START MATERIALS PROVIDED
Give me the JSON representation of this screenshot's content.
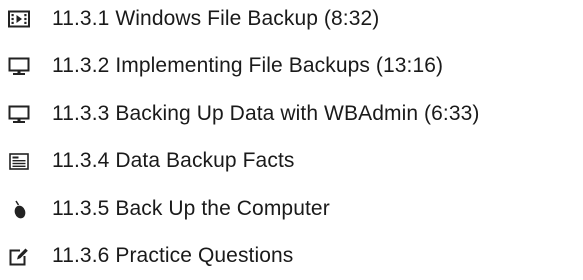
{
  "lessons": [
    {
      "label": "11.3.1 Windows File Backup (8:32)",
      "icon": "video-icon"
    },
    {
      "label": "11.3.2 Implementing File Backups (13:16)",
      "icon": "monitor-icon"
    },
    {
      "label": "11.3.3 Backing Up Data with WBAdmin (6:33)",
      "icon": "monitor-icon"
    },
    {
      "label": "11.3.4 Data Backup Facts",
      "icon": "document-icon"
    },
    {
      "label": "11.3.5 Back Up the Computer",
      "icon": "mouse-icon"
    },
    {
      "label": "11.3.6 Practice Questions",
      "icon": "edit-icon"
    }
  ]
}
END MATERIALS PROVIDED
### THE REQUEST
Repeat the listing above exactly, with no pictures.

### WORKED SOLUTION
Give me the JSON representation of this screenshot's content.
{
  "lessons": [
    {
      "label": "11.3.1 Windows File Backup (8:32)",
      "icon": "video-icon"
    },
    {
      "label": "11.3.2 Implementing File Backups (13:16)",
      "icon": "monitor-icon"
    },
    {
      "label": "11.3.3 Backing Up Data with WBAdmin (6:33)",
      "icon": "monitor-icon"
    },
    {
      "label": "11.3.4 Data Backup Facts",
      "icon": "document-icon"
    },
    {
      "label": "11.3.5 Back Up the Computer",
      "icon": "mouse-icon"
    },
    {
      "label": "11.3.6 Practice Questions",
      "icon": "edit-icon"
    }
  ]
}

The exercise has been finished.